▸ **Input data**:
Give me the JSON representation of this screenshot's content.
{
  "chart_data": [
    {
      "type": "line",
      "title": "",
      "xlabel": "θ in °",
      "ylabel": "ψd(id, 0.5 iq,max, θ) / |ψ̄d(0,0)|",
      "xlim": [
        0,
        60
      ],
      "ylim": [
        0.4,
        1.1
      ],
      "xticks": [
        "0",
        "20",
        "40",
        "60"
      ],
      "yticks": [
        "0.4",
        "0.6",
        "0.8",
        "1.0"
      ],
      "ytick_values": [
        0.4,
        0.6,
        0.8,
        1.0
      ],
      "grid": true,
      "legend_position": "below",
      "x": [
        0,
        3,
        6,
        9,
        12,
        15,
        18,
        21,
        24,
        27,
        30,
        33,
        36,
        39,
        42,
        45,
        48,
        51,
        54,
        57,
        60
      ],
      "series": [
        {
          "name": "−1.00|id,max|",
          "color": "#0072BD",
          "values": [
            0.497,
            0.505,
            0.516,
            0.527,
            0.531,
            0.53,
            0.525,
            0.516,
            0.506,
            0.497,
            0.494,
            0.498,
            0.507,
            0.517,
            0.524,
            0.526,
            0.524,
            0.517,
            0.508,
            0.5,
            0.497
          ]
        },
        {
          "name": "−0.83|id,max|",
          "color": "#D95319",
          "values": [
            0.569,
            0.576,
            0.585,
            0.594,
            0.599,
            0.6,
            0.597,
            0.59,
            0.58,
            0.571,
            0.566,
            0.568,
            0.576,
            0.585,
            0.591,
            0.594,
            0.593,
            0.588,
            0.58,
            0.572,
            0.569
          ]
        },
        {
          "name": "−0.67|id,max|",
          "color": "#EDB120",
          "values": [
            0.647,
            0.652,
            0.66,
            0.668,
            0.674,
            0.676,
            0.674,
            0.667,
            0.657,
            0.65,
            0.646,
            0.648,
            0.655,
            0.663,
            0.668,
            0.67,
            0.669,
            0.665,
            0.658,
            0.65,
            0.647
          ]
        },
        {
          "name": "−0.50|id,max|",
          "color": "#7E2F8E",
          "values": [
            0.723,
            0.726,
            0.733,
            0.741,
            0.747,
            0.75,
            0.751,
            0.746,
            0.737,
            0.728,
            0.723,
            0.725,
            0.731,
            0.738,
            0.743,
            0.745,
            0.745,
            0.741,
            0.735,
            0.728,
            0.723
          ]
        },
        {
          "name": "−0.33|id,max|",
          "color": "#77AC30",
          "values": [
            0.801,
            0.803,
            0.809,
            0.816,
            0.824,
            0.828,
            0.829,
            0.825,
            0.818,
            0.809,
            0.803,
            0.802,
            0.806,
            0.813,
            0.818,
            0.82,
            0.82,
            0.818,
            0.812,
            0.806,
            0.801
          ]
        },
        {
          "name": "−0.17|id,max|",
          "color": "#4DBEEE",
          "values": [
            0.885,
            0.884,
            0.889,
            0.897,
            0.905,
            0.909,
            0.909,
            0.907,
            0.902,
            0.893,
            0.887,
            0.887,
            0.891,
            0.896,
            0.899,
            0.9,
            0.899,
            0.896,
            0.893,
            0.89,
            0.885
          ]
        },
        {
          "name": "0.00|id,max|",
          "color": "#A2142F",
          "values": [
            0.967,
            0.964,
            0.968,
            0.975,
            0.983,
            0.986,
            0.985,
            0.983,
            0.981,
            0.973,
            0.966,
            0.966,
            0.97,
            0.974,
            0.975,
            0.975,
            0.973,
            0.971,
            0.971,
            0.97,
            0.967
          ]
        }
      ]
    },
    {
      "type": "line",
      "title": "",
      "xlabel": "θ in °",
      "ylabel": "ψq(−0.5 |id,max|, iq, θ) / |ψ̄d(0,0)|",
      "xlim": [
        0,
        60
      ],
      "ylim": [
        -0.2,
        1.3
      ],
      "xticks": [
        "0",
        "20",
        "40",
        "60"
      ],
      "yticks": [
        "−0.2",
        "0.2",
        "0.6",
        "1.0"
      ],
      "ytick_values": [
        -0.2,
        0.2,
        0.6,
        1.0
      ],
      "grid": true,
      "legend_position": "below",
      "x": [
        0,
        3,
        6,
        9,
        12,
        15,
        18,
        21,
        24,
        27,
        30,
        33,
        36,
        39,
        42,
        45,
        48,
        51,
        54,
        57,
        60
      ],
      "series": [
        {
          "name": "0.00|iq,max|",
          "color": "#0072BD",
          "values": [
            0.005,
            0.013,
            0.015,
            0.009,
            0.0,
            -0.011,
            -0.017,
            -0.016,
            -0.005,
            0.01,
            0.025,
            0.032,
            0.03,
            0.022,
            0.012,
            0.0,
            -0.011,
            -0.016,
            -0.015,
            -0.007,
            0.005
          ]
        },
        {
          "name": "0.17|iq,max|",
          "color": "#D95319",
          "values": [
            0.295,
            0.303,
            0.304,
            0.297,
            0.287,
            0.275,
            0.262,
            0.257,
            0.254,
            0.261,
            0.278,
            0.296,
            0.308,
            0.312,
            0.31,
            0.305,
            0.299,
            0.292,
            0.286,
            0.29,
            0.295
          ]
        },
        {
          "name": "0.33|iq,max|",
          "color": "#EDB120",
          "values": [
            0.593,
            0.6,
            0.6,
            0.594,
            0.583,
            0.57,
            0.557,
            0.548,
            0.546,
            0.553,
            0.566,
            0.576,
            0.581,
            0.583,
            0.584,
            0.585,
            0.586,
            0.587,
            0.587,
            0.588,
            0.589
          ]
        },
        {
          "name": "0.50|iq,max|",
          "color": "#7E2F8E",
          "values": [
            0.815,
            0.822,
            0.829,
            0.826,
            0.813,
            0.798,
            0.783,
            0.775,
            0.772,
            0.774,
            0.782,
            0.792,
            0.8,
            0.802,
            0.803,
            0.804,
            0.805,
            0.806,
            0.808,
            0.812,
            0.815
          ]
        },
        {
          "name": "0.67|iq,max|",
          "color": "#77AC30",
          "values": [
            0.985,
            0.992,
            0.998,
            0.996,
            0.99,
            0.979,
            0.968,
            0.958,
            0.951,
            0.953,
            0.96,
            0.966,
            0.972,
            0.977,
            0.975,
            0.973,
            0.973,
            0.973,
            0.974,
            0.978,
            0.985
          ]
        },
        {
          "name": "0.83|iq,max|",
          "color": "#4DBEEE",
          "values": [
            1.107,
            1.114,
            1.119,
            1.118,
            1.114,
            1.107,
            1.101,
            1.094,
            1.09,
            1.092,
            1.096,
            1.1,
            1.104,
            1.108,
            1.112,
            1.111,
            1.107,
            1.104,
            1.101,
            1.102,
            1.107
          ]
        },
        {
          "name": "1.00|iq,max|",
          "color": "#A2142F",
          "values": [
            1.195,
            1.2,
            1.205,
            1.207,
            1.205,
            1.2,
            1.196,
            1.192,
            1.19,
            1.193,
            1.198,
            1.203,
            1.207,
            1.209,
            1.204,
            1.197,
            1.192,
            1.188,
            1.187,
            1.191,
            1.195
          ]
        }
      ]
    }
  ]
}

▸ **What you need to do**: Print the listing above in its entirety, with every line exact.

▸ **Answer**:
Give me the JSON representation of this screenshot's content.
{
  "chart_data": [
    {
      "type": "line",
      "title": "",
      "xlabel": "θ in °",
      "ylabel": "ψd(id, 0.5 iq,max, θ) / |ψ̄d(0,0)|",
      "xlim": [
        0,
        60
      ],
      "ylim": [
        0.4,
        1.1
      ],
      "xticks": [
        "0",
        "20",
        "40",
        "60"
      ],
      "yticks": [
        "0.4",
        "0.6",
        "0.8",
        "1.0"
      ],
      "ytick_values": [
        0.4,
        0.6,
        0.8,
        1.0
      ],
      "grid": true,
      "legend_position": "below",
      "x": [
        0,
        3,
        6,
        9,
        12,
        15,
        18,
        21,
        24,
        27,
        30,
        33,
        36,
        39,
        42,
        45,
        48,
        51,
        54,
        57,
        60
      ],
      "series": [
        {
          "name": "−1.00|id,max|",
          "color": "#0072BD",
          "values": [
            0.497,
            0.505,
            0.516,
            0.527,
            0.531,
            0.53,
            0.525,
            0.516,
            0.506,
            0.497,
            0.494,
            0.498,
            0.507,
            0.517,
            0.524,
            0.526,
            0.524,
            0.517,
            0.508,
            0.5,
            0.497
          ]
        },
        {
          "name": "−0.83|id,max|",
          "color": "#D95319",
          "values": [
            0.569,
            0.576,
            0.585,
            0.594,
            0.599,
            0.6,
            0.597,
            0.59,
            0.58,
            0.571,
            0.566,
            0.568,
            0.576,
            0.585,
            0.591,
            0.594,
            0.593,
            0.588,
            0.58,
            0.572,
            0.569
          ]
        },
        {
          "name": "−0.67|id,max|",
          "color": "#EDB120",
          "values": [
            0.647,
            0.652,
            0.66,
            0.668,
            0.674,
            0.676,
            0.674,
            0.667,
            0.657,
            0.65,
            0.646,
            0.648,
            0.655,
            0.663,
            0.668,
            0.67,
            0.669,
            0.665,
            0.658,
            0.65,
            0.647
          ]
        },
        {
          "name": "−0.50|id,max|",
          "color": "#7E2F8E",
          "values": [
            0.723,
            0.726,
            0.733,
            0.741,
            0.747,
            0.75,
            0.751,
            0.746,
            0.737,
            0.728,
            0.723,
            0.725,
            0.731,
            0.738,
            0.743,
            0.745,
            0.745,
            0.741,
            0.735,
            0.728,
            0.723
          ]
        },
        {
          "name": "−0.33|id,max|",
          "color": "#77AC30",
          "values": [
            0.801,
            0.803,
            0.809,
            0.816,
            0.824,
            0.828,
            0.829,
            0.825,
            0.818,
            0.809,
            0.803,
            0.802,
            0.806,
            0.813,
            0.818,
            0.82,
            0.82,
            0.818,
            0.812,
            0.806,
            0.801
          ]
        },
        {
          "name": "−0.17|id,max|",
          "color": "#4DBEEE",
          "values": [
            0.885,
            0.884,
            0.889,
            0.897,
            0.905,
            0.909,
            0.909,
            0.907,
            0.902,
            0.893,
            0.887,
            0.887,
            0.891,
            0.896,
            0.899,
            0.9,
            0.899,
            0.896,
            0.893,
            0.89,
            0.885
          ]
        },
        {
          "name": "0.00|id,max|",
          "color": "#A2142F",
          "values": [
            0.967,
            0.964,
            0.968,
            0.975,
            0.983,
            0.986,
            0.985,
            0.983,
            0.981,
            0.973,
            0.966,
            0.966,
            0.97,
            0.974,
            0.975,
            0.975,
            0.973,
            0.971,
            0.971,
            0.97,
            0.967
          ]
        }
      ]
    },
    {
      "type": "line",
      "title": "",
      "xlabel": "θ in °",
      "ylabel": "ψq(−0.5 |id,max|, iq, θ) / |ψ̄d(0,0)|",
      "xlim": [
        0,
        60
      ],
      "ylim": [
        -0.2,
        1.3
      ],
      "xticks": [
        "0",
        "20",
        "40",
        "60"
      ],
      "yticks": [
        "−0.2",
        "0.2",
        "0.6",
        "1.0"
      ],
      "ytick_values": [
        -0.2,
        0.2,
        0.6,
        1.0
      ],
      "grid": true,
      "legend_position": "below",
      "x": [
        0,
        3,
        6,
        9,
        12,
        15,
        18,
        21,
        24,
        27,
        30,
        33,
        36,
        39,
        42,
        45,
        48,
        51,
        54,
        57,
        60
      ],
      "series": [
        {
          "name": "0.00|iq,max|",
          "color": "#0072BD",
          "values": [
            0.005,
            0.013,
            0.015,
            0.009,
            0.0,
            -0.011,
            -0.017,
            -0.016,
            -0.005,
            0.01,
            0.025,
            0.032,
            0.03,
            0.022,
            0.012,
            0.0,
            -0.011,
            -0.016,
            -0.015,
            -0.007,
            0.005
          ]
        },
        {
          "name": "0.17|iq,max|",
          "color": "#D95319",
          "values": [
            0.295,
            0.303,
            0.304,
            0.297,
            0.287,
            0.275,
            0.262,
            0.257,
            0.254,
            0.261,
            0.278,
            0.296,
            0.308,
            0.312,
            0.31,
            0.305,
            0.299,
            0.292,
            0.286,
            0.29,
            0.295
          ]
        },
        {
          "name": "0.33|iq,max|",
          "color": "#EDB120",
          "values": [
            0.593,
            0.6,
            0.6,
            0.594,
            0.583,
            0.57,
            0.557,
            0.548,
            0.546,
            0.553,
            0.566,
            0.576,
            0.581,
            0.583,
            0.584,
            0.585,
            0.586,
            0.587,
            0.587,
            0.588,
            0.589
          ]
        },
        {
          "name": "0.50|iq,max|",
          "color": "#7E2F8E",
          "values": [
            0.815,
            0.822,
            0.829,
            0.826,
            0.813,
            0.798,
            0.783,
            0.775,
            0.772,
            0.774,
            0.782,
            0.792,
            0.8,
            0.802,
            0.803,
            0.804,
            0.805,
            0.806,
            0.808,
            0.812,
            0.815
          ]
        },
        {
          "name": "0.67|iq,max|",
          "color": "#77AC30",
          "values": [
            0.985,
            0.992,
            0.998,
            0.996,
            0.99,
            0.979,
            0.968,
            0.958,
            0.951,
            0.953,
            0.96,
            0.966,
            0.972,
            0.977,
            0.975,
            0.973,
            0.973,
            0.973,
            0.974,
            0.978,
            0.985
          ]
        },
        {
          "name": "0.83|iq,max|",
          "color": "#4DBEEE",
          "values": [
            1.107,
            1.114,
            1.119,
            1.118,
            1.114,
            1.107,
            1.101,
            1.094,
            1.09,
            1.092,
            1.096,
            1.1,
            1.104,
            1.108,
            1.112,
            1.111,
            1.107,
            1.104,
            1.101,
            1.102,
            1.107
          ]
        },
        {
          "name": "1.00|iq,max|",
          "color": "#A2142F",
          "values": [
            1.195,
            1.2,
            1.205,
            1.207,
            1.205,
            1.2,
            1.196,
            1.192,
            1.19,
            1.193,
            1.198,
            1.203,
            1.207,
            1.209,
            1.204,
            1.197,
            1.192,
            1.188,
            1.187,
            1.191,
            1.195
          ]
        }
      ]
    }
  ]
}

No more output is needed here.